> WHAT IS REQUIRED
The records below are to be copied word for word, with every picture left out.

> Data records
start

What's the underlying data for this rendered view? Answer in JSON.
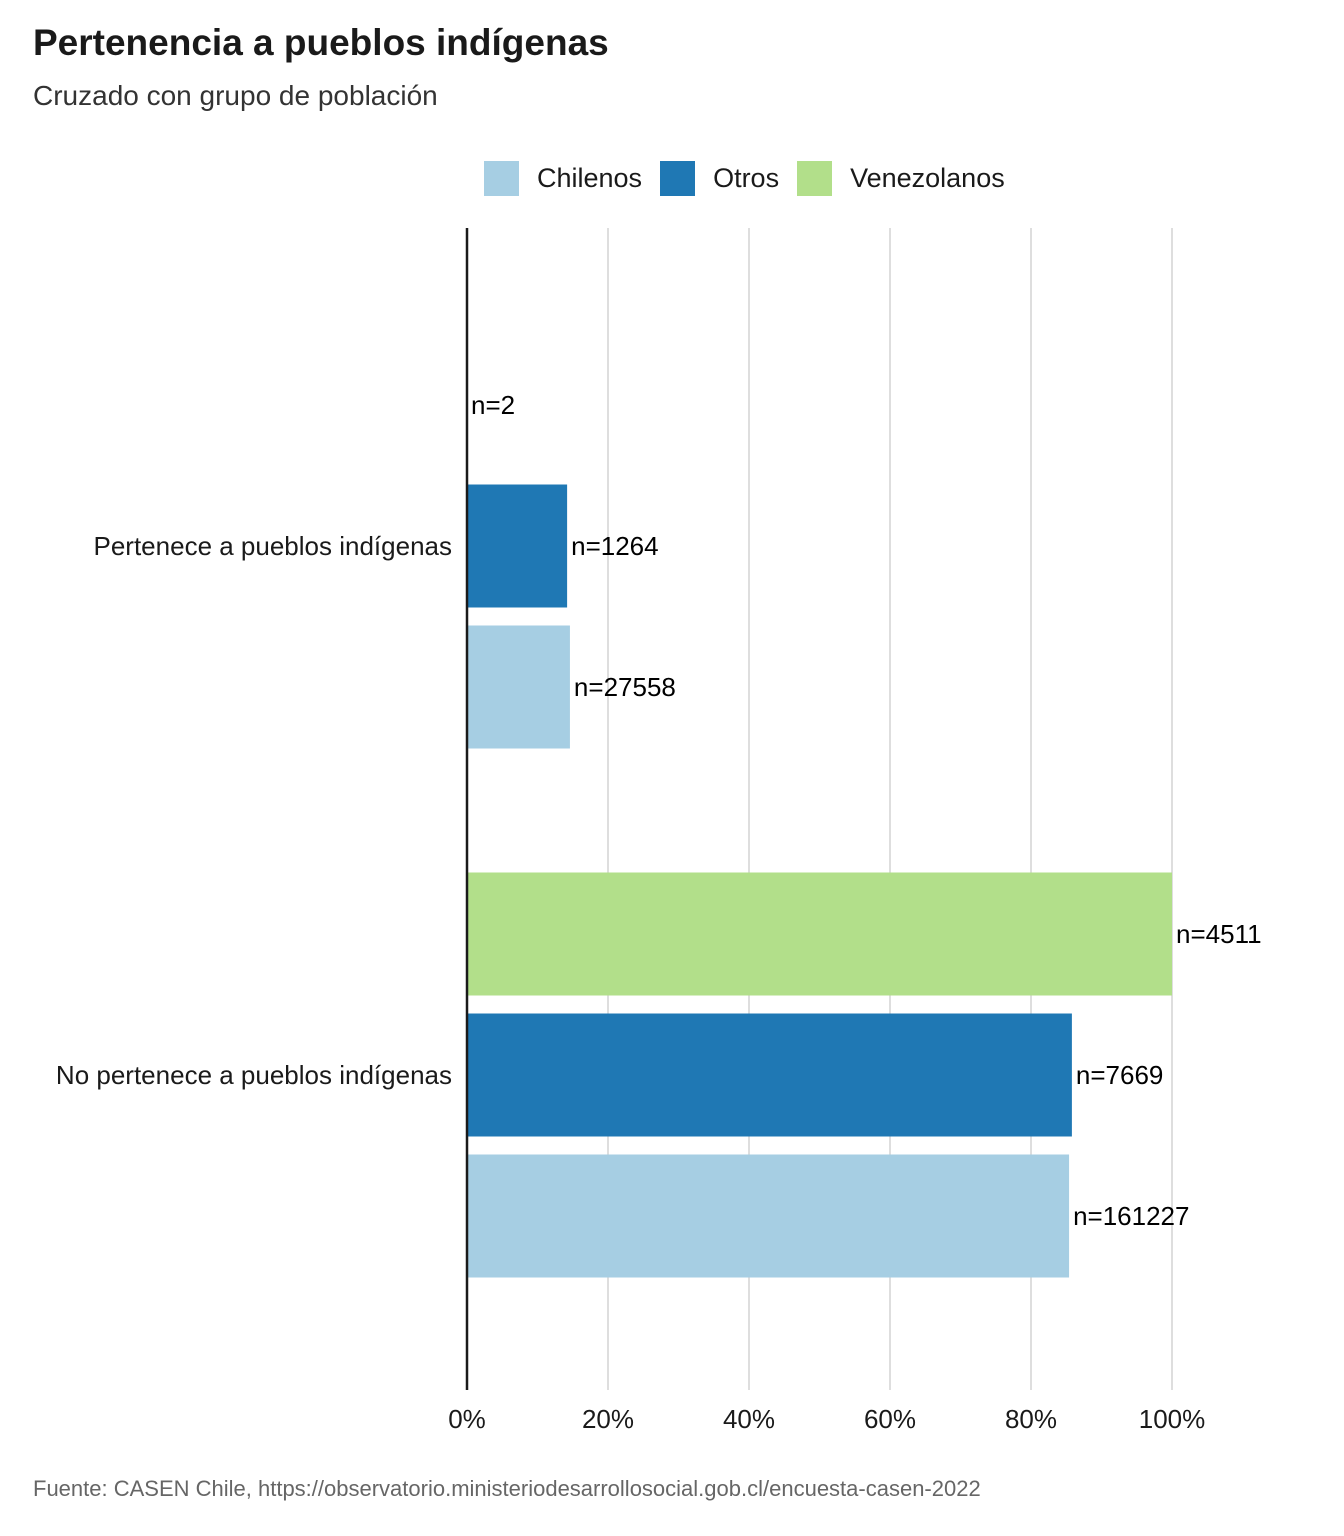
{
  "title": "Pertenencia a pueblos indígenas",
  "subtitle": "Cruzado con grupo de población",
  "caption": "Fuente: CASEN Chile, https://observatorio.ministeriodesarrollosocial.gob.cl/encuesta-casen-2022",
  "colors": {
    "Chilenos": "#a6cee3",
    "Otros": "#1f78b4",
    "Venezolanos": "#b2df8a"
  },
  "chart_data": {
    "type": "bar",
    "orientation": "horizontal",
    "categories": [
      "Pertenece a pueblos indígenas",
      "No pertenece a pueblos indígenas"
    ],
    "series": [
      {
        "name": "Venezolanos",
        "values": [
          0.0,
          100
        ],
        "labels": [
          "n=2",
          "n=4511"
        ]
      },
      {
        "name": "Otros",
        "values": [
          14.2,
          85.8
        ],
        "labels": [
          "n=1264",
          "n=7669"
        ]
      },
      {
        "name": "Chilenos",
        "values": [
          14.6,
          85.4
        ],
        "labels": [
          "n=27558",
          "n=161227"
        ]
      }
    ],
    "xlim": [
      0,
      100
    ],
    "xticks": [
      "0%",
      "20%",
      "40%",
      "60%",
      "80%",
      "100%"
    ],
    "grid": true,
    "legend": {
      "position": "top",
      "entries": [
        "Chilenos",
        "Otros",
        "Venezolanos"
      ]
    }
  }
}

end

> CORRECT ANSWER
What's the underlying data for this rendered view? Answer in JSON.
{
  "title": "Pertenencia a pueblos indígenas",
  "subtitle": "Cruzado con grupo de población",
  "caption": "Fuente: CASEN Chile, https://observatorio.ministeriodesarrollosocial.gob.cl/encuesta-casen-2022",
  "colors": {
    "Chilenos": "#a6cee3",
    "Otros": "#1f78b4",
    "Venezolanos": "#b2df8a"
  },
  "chart_data": {
    "type": "bar",
    "orientation": "horizontal",
    "categories": [
      "Pertenece a pueblos indígenas",
      "No pertenece a pueblos indígenas"
    ],
    "series": [
      {
        "name": "Venezolanos",
        "values": [
          0.0,
          100
        ],
        "labels": [
          "n=2",
          "n=4511"
        ]
      },
      {
        "name": "Otros",
        "values": [
          14.2,
          85.8
        ],
        "labels": [
          "n=1264",
          "n=7669"
        ]
      },
      {
        "name": "Chilenos",
        "values": [
          14.6,
          85.4
        ],
        "labels": [
          "n=27558",
          "n=161227"
        ]
      }
    ],
    "xlim": [
      0,
      100
    ],
    "xticks": [
      "0%",
      "20%",
      "40%",
      "60%",
      "80%",
      "100%"
    ],
    "grid": true,
    "legend": {
      "position": "top",
      "entries": [
        "Chilenos",
        "Otros",
        "Venezolanos"
      ]
    }
  }
}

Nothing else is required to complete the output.